** BEGIN **
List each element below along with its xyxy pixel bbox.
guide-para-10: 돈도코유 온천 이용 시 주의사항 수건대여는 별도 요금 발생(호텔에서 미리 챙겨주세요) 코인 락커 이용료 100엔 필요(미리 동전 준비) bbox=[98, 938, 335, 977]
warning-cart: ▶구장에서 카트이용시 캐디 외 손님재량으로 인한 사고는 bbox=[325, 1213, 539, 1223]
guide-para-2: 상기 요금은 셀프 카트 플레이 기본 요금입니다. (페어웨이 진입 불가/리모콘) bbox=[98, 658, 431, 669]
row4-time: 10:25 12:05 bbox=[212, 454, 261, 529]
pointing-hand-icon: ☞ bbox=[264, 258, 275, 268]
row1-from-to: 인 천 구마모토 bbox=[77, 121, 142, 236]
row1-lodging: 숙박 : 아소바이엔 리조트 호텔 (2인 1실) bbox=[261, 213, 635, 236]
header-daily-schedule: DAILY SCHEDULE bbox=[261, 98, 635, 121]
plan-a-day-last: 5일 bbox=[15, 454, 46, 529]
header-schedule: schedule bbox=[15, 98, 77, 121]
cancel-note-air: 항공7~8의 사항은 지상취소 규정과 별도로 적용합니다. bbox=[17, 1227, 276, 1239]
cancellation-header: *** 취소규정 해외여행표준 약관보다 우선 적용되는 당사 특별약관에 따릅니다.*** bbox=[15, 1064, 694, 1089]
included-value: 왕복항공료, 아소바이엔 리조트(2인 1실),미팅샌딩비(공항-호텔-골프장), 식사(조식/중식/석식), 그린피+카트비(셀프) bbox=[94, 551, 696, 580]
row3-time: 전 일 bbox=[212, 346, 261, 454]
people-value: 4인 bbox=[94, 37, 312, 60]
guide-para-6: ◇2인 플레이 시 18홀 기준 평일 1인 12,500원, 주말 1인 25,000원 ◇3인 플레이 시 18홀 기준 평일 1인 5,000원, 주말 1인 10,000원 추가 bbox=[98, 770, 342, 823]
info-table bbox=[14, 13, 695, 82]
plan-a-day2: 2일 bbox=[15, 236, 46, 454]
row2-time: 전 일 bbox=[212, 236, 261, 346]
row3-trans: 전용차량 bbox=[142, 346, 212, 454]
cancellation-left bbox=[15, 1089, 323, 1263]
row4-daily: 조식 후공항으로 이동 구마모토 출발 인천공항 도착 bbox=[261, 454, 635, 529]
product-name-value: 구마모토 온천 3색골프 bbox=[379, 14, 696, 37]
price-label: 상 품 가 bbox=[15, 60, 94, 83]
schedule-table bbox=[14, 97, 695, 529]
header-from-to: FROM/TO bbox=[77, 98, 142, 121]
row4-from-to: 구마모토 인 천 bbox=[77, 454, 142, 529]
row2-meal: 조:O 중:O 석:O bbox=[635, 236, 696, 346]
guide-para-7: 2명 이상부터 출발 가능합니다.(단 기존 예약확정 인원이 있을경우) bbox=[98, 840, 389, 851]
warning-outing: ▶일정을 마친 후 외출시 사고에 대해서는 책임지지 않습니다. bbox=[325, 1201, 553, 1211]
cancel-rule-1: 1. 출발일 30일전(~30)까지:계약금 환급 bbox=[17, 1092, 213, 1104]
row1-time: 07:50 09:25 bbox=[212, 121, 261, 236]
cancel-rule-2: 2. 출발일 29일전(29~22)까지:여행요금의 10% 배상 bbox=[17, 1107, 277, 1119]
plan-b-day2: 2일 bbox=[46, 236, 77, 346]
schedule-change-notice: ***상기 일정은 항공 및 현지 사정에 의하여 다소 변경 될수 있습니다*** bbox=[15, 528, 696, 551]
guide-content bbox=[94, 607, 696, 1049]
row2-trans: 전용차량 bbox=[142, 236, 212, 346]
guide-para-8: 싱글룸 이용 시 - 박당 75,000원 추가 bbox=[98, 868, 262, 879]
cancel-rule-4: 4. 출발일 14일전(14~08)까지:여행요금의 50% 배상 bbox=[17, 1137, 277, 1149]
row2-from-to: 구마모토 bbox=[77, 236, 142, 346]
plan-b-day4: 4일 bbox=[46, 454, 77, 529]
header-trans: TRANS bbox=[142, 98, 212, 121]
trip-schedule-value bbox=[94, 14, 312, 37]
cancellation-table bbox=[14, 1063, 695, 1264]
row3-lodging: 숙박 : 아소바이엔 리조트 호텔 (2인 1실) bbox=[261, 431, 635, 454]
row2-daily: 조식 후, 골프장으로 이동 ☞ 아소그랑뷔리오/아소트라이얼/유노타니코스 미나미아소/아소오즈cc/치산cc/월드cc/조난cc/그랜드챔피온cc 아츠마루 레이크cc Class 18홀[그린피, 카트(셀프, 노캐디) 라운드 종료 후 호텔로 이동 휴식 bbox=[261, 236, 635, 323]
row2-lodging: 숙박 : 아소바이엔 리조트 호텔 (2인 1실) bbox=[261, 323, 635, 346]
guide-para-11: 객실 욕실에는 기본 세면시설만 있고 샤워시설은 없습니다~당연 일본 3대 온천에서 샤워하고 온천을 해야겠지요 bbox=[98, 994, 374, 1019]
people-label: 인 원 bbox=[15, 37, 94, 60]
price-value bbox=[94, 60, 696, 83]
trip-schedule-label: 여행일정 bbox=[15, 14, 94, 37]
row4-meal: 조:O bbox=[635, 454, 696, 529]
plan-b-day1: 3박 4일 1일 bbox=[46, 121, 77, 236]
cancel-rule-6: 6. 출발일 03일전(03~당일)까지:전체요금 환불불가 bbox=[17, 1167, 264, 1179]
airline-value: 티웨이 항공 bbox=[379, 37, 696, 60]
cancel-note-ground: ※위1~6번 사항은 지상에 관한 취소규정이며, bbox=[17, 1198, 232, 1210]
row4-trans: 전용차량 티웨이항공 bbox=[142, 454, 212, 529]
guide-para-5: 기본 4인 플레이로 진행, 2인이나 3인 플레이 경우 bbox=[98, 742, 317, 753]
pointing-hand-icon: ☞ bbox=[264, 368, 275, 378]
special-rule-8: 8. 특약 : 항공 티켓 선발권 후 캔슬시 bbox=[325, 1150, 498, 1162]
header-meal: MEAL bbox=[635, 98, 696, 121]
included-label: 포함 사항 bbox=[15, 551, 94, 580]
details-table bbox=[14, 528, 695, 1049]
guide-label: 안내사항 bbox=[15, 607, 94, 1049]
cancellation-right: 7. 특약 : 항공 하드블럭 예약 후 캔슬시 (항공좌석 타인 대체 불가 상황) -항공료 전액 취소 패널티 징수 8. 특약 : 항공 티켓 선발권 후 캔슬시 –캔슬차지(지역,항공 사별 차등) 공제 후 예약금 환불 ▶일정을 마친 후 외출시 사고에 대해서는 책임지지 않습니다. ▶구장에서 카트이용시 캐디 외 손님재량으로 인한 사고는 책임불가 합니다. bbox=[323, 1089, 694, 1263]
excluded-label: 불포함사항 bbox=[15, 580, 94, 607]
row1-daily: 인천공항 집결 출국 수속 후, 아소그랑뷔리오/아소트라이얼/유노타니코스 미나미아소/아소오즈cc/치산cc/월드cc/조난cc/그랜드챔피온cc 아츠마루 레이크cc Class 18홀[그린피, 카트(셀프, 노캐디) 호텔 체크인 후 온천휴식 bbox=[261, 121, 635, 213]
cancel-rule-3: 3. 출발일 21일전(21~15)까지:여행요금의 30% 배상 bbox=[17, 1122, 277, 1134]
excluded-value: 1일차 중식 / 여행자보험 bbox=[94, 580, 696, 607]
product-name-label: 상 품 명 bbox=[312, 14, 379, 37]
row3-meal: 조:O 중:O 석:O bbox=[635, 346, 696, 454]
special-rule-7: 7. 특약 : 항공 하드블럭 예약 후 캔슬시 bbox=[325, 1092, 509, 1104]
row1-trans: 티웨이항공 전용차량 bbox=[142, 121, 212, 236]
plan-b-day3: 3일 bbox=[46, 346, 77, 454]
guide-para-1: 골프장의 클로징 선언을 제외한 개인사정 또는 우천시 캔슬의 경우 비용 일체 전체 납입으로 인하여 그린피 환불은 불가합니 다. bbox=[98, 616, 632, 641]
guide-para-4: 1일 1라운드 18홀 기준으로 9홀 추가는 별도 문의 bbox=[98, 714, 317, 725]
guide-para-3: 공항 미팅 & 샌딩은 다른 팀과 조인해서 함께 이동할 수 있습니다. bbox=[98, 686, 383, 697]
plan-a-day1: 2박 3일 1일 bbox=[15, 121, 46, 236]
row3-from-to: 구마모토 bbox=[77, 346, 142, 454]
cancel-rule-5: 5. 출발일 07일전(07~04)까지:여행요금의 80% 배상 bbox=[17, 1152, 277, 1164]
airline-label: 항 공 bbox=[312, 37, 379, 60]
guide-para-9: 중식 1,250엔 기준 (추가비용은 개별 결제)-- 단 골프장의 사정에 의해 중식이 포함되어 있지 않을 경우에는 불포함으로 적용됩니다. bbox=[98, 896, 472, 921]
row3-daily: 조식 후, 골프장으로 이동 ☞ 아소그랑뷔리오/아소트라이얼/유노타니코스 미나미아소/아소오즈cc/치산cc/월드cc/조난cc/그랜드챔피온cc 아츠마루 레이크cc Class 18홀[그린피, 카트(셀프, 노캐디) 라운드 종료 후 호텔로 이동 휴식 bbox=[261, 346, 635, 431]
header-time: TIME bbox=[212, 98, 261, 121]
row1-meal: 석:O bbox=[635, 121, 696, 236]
** END **
** BEGIN **
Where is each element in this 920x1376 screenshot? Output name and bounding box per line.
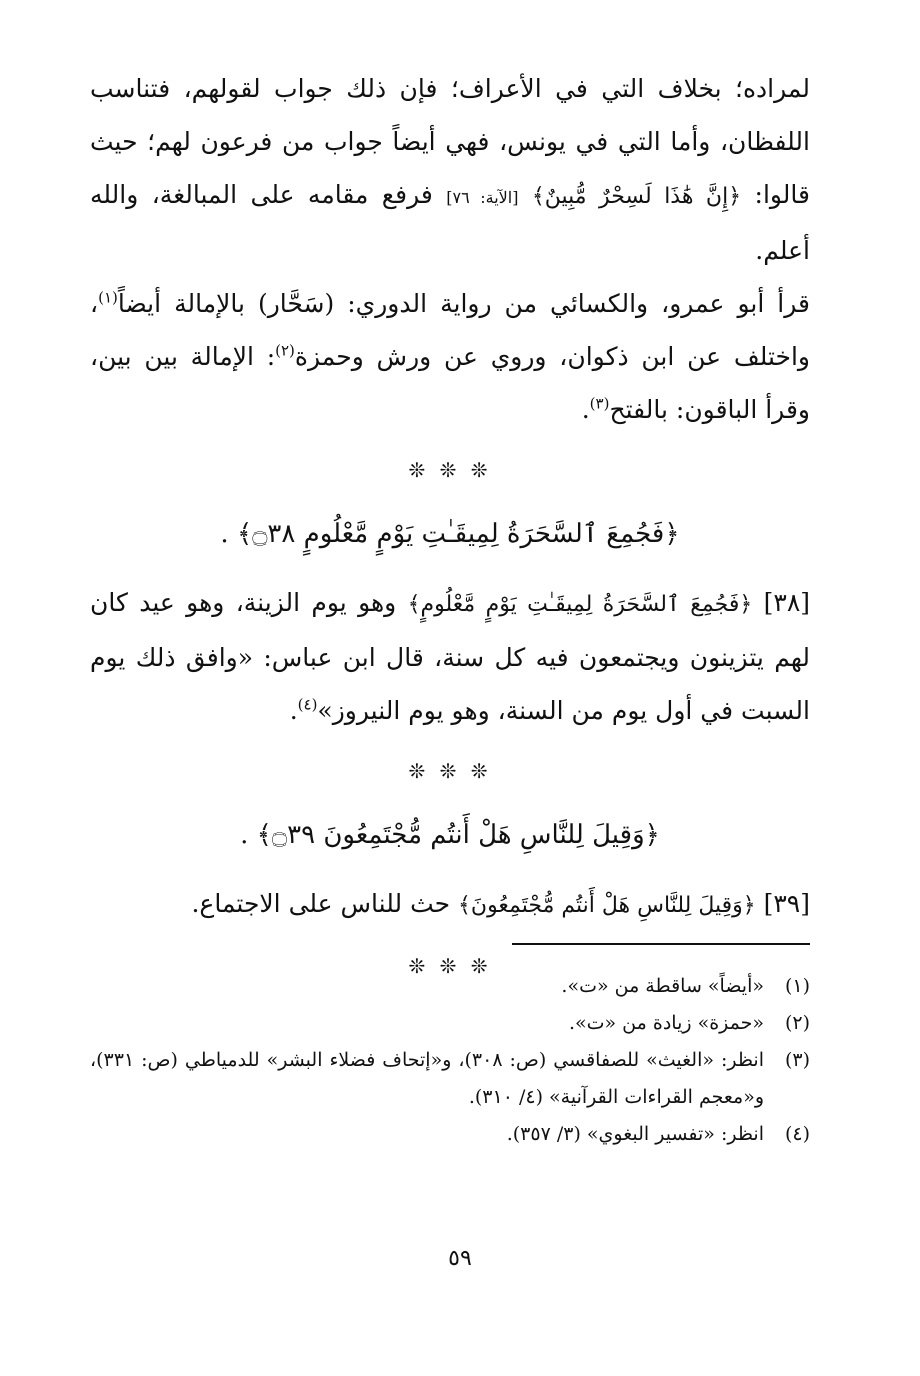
** END **
**The problem:**
Rewrite the lines of the material that run from the line containing "List each element" through the line containing "row1-from-to: 인 천", replacing "bbox" with "box" and changing nothing else. Return only those lines.

**Written answer:**
List each element below along with its xyxy pixel box.
guide-para-10: 돈도코유 온천 이용 시 주의사항 수건대여는 별도 요금 발생(호텔에서 미리 챙겨주세요) 코인 락커 이용료 100엔 필요(미리 동전 준비) box=[98, 938, 335, 977]
warning-cart: ▶구장에서 카트이용시 캐디 외 손님재량으로 인한 사고는 box=[325, 1213, 539, 1223]
guide-para-2: 상기 요금은 셀프 카트 플레이 기본 요금입니다. (페어웨이 진입 불가/리모콘) box=[98, 658, 431, 669]
row4-time: 10:25 12:05 box=[212, 454, 261, 529]
pointing-hand-icon: ☞ box=[264, 258, 275, 268]
row1-from-to: 인 천 구마모토 box=[77, 121, 142, 236]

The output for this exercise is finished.